▼
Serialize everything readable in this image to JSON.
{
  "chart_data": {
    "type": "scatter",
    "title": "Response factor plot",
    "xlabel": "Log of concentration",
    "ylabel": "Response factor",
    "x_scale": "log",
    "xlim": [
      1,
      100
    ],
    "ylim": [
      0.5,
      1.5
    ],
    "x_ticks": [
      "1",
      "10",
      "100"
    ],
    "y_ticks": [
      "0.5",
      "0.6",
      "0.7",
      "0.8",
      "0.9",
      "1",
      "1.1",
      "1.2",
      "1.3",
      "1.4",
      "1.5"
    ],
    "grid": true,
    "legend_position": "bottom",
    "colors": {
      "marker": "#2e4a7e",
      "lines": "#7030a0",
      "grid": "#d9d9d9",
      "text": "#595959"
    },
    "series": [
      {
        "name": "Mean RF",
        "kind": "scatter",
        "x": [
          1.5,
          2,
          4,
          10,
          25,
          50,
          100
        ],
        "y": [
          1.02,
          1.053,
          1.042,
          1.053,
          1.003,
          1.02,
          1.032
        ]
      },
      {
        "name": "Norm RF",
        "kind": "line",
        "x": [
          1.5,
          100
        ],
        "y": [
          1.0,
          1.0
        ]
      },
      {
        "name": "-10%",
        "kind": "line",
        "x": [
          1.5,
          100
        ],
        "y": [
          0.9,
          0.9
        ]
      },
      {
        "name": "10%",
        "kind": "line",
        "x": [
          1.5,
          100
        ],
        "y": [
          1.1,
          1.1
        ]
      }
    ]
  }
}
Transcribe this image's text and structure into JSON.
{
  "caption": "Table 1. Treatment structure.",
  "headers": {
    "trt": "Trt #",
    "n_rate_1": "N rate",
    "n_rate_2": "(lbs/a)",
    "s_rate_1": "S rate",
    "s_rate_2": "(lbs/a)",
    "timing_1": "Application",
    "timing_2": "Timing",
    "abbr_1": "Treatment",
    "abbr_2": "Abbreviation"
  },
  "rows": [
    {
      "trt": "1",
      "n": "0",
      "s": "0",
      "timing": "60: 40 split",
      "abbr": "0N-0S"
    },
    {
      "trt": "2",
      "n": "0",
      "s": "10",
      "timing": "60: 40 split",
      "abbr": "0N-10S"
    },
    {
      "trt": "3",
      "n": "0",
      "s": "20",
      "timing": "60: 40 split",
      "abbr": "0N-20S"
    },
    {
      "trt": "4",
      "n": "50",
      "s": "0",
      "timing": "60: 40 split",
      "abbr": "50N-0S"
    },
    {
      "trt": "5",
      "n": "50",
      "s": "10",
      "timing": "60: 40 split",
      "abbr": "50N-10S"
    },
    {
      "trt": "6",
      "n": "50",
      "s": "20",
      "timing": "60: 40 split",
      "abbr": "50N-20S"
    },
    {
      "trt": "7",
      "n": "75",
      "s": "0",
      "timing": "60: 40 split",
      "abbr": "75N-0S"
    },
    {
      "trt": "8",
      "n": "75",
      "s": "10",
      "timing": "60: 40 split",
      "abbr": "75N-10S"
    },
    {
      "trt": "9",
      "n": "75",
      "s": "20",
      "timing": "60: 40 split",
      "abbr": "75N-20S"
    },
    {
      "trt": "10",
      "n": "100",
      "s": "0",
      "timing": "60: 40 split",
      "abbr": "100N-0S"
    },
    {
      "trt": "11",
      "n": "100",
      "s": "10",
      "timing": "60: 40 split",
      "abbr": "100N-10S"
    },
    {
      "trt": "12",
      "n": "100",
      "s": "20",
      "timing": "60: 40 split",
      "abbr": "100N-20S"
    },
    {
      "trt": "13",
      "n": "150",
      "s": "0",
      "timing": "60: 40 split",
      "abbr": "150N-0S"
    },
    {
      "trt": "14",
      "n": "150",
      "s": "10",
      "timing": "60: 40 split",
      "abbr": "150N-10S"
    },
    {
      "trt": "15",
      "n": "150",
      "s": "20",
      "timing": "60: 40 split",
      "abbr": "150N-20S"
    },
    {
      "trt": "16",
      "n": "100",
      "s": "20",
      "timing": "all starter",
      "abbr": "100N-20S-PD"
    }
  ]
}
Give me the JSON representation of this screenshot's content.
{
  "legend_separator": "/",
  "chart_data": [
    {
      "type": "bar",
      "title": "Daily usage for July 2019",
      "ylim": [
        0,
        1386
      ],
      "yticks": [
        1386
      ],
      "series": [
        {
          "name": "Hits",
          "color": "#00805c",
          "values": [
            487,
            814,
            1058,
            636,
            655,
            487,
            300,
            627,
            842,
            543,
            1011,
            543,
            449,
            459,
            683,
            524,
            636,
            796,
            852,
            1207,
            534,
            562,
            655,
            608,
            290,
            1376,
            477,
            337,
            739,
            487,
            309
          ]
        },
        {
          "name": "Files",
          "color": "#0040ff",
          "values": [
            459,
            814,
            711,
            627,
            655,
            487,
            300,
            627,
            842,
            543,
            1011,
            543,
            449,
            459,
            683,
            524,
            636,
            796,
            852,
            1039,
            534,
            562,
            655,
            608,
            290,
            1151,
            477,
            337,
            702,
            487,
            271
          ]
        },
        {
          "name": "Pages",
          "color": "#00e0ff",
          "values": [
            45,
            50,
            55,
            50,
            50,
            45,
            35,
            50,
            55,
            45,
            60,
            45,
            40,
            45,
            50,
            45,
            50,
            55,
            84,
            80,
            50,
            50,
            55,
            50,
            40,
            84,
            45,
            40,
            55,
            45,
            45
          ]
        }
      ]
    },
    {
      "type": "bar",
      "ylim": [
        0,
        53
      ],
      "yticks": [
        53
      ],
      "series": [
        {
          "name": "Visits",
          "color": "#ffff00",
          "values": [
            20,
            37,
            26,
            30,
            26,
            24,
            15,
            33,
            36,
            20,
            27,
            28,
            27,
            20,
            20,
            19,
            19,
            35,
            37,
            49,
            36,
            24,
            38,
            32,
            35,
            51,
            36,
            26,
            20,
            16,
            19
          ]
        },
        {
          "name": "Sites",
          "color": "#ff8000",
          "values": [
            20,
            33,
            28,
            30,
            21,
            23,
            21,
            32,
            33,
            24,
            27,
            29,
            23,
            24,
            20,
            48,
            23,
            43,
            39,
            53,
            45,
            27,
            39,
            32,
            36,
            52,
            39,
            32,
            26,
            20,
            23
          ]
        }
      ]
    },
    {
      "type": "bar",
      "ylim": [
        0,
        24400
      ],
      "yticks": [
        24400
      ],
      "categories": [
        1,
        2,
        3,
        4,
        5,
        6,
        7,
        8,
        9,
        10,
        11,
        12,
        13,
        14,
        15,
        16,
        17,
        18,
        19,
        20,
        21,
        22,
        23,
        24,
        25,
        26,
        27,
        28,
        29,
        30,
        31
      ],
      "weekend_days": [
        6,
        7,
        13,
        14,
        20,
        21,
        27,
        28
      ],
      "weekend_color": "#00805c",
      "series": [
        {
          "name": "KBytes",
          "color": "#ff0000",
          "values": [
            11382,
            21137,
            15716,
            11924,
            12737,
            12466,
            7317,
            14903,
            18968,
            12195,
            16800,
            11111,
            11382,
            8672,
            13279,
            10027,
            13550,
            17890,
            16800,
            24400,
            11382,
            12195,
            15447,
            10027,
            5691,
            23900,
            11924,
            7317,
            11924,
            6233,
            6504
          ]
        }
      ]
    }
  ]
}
▲
■ **WHAT TO PRODUCE**: Copy out every line of the data above, exactly as given.

■ **IN RESPONSE**:
Serialize everything readable in this image to JSON.
{
  "chart_data": {
    "type": "scatter",
    "title": "Response factor plot",
    "xlabel": "Log of concentration",
    "ylabel": "Response factor",
    "x_scale": "log",
    "xlim": [
      1,
      100
    ],
    "ylim": [
      0.5,
      1.5
    ],
    "x_ticks": [
      "1",
      "10",
      "100"
    ],
    "y_ticks": [
      "0.5",
      "0.6",
      "0.7",
      "0.8",
      "0.9",
      "1",
      "1.1",
      "1.2",
      "1.3",
      "1.4",
      "1.5"
    ],
    "grid": true,
    "legend_position": "bottom",
    "colors": {
      "marker": "#2e4a7e",
      "lines": "#7030a0",
      "grid": "#d9d9d9",
      "text": "#595959"
    },
    "series": [
      {
        "name": "Mean RF",
        "kind": "scatter",
        "x": [
          1.5,
          2,
          4,
          10,
          25,
          50,
          100
        ],
        "y": [
          1.02,
          1.053,
          1.042,
          1.053,
          1.003,
          1.02,
          1.032
        ]
      },
      {
        "name": "Norm RF",
        "kind": "line",
        "x": [
          1.5,
          100
        ],
        "y": [
          1.0,
          1.0
        ]
      },
      {
        "name": "-10%",
        "kind": "line",
        "x": [
          1.5,
          100
        ],
        "y": [
          0.9,
          0.9
        ]
      },
      {
        "name": "10%",
        "kind": "line",
        "x": [
          1.5,
          100
        ],
        "y": [
          1.1,
          1.1
        ]
      }
    ]
  }
}
Transcribe this image's text and structure into JSON.
{
  "caption": "Table 1. Treatment structure.",
  "headers": {
    "trt": "Trt #",
    "n_rate_1": "N rate",
    "n_rate_2": "(lbs/a)",
    "s_rate_1": "S rate",
    "s_rate_2": "(lbs/a)",
    "timing_1": "Application",
    "timing_2": "Timing",
    "abbr_1": "Treatment",
    "abbr_2": "Abbreviation"
  },
  "rows": [
    {
      "trt": "1",
      "n": "0",
      "s": "0",
      "timing": "60: 40 split",
      "abbr": "0N-0S"
    },
    {
      "trt": "2",
      "n": "0",
      "s": "10",
      "timing": "60: 40 split",
      "abbr": "0N-10S"
    },
    {
      "trt": "3",
      "n": "0",
      "s": "20",
      "timing": "60: 40 split",
      "abbr": "0N-20S"
    },
    {
      "trt": "4",
      "n": "50",
      "s": "0",
      "timing": "60: 40 split",
      "abbr": "50N-0S"
    },
    {
      "trt": "5",
      "n": "50",
      "s": "10",
      "timing": "60: 40 split",
      "abbr": "50N-10S"
    },
    {
      "trt": "6",
      "n": "50",
      "s": "20",
      "timing": "60: 40 split",
      "abbr": "50N-20S"
    },
    {
      "trt": "7",
      "n": "75",
      "s": "0",
      "timing": "60: 40 split",
      "abbr": "75N-0S"
    },
    {
      "trt": "8",
      "n": "75",
      "s": "10",
      "timing": "60: 40 split",
      "abbr": "75N-10S"
    },
    {
      "trt": "9",
      "n": "75",
      "s": "20",
      "timing": "60: 40 split",
      "abbr": "75N-20S"
    },
    {
      "trt": "10",
      "n": "100",
      "s": "0",
      "timing": "60: 40 split",
      "abbr": "100N-0S"
    },
    {
      "trt": "11",
      "n": "100",
      "s": "10",
      "timing": "60: 40 split",
      "abbr": "100N-10S"
    },
    {
      "trt": "12",
      "n": "100",
      "s": "20",
      "timing": "60: 40 split",
      "abbr": "100N-20S"
    },
    {
      "trt": "13",
      "n": "150",
      "s": "0",
      "timing": "60: 40 split",
      "abbr": "150N-0S"
    },
    {
      "trt": "14",
      "n": "150",
      "s": "10",
      "timing": "60: 40 split",
      "abbr": "150N-10S"
    },
    {
      "trt": "15",
      "n": "150",
      "s": "20",
      "timing": "60: 40 split",
      "abbr": "150N-20S"
    },
    {
      "trt": "16",
      "n": "100",
      "s": "20",
      "timing": "all starter",
      "abbr": "100N-20S-PD"
    }
  ]
}
Give me the JSON representation of this screenshot's content.
{
  "legend_separator": "/",
  "chart_data": [
    {
      "type": "bar",
      "title": "Daily usage for July 2019",
      "ylim": [
        0,
        1386
      ],
      "yticks": [
        1386
      ],
      "series": [
        {
          "name": "Hits",
          "color": "#00805c",
          "values": [
            487,
            814,
            1058,
            636,
            655,
            487,
            300,
            627,
            842,
            543,
            1011,
            543,
            449,
            459,
            683,
            524,
            636,
            796,
            852,
            1207,
            534,
            562,
            655,
            608,
            290,
            1376,
            477,
            337,
            739,
            487,
            309
          ]
        },
        {
          "name": "Files",
          "color": "#0040ff",
          "values": [
            459,
            814,
            711,
            627,
            655,
            487,
            300,
            627,
            842,
            543,
            1011,
            543,
            449,
            459,
            683,
            524,
            636,
            796,
            852,
            1039,
            534,
            562,
            655,
            608,
            290,
            1151,
            477,
            337,
            702,
            487,
            271
          ]
        },
        {
          "name": "Pages",
          "color": "#00e0ff",
          "values": [
            45,
            50,
            55,
            50,
            50,
            45,
            35,
            50,
            55,
            45,
            60,
            45,
            40,
            45,
            50,
            45,
            50,
            55,
            84,
            80,
            50,
            50,
            55,
            50,
            40,
            84,
            45,
            40,
            55,
            45,
            45
          ]
        }
      ]
    },
    {
      "type": "bar",
      "ylim": [
        0,
        53
      ],
      "yticks": [
        53
      ],
      "series": [
        {
          "name": "Visits",
          "color": "#ffff00",
          "values": [
            20,
            37,
            26,
            30,
            26,
            24,
            15,
            33,
            36,
            20,
            27,
            28,
            27,
            20,
            20,
            19,
            19,
            35,
            37,
            49,
            36,
            24,
            38,
            32,
            35,
            51,
            36,
            26,
            20,
            16,
            19
          ]
        },
        {
          "name": "Sites",
          "color": "#ff8000",
          "values": [
            20,
            33,
            28,
            30,
            21,
            23,
            21,
            32,
            33,
            24,
            27,
            29,
            23,
            24,
            20,
            48,
            23,
            43,
            39,
            53,
            45,
            27,
            39,
            32,
            36,
            52,
            39,
            32,
            26,
            20,
            23
          ]
        }
      ]
    },
    {
      "type": "bar",
      "ylim": [
        0,
        24400
      ],
      "yticks": [
        24400
      ],
      "categories": [
        1,
        2,
        3,
        4,
        5,
        6,
        7,
        8,
        9,
        10,
        11,
        12,
        13,
        14,
        15,
        16,
        17,
        18,
        19,
        20,
        21,
        22,
        23,
        24,
        25,
        26,
        27,
        28,
        29,
        30,
        31
      ],
      "weekend_days": [
        6,
        7,
        13,
        14,
        20,
        21,
        27,
        28
      ],
      "weekend_color": "#00805c",
      "series": [
        {
          "name": "KBytes",
          "color": "#ff0000",
          "values": [
            11382,
            21137,
            15716,
            11924,
            12737,
            12466,
            7317,
            14903,
            18968,
            12195,
            16800,
            11111,
            11382,
            8672,
            13279,
            10027,
            13550,
            17890,
            16800,
            24400,
            11382,
            12195,
            15447,
            10027,
            5691,
            23900,
            11924,
            7317,
            11924,
            6233,
            6504
          ]
        }
      ]
    }
  ]
}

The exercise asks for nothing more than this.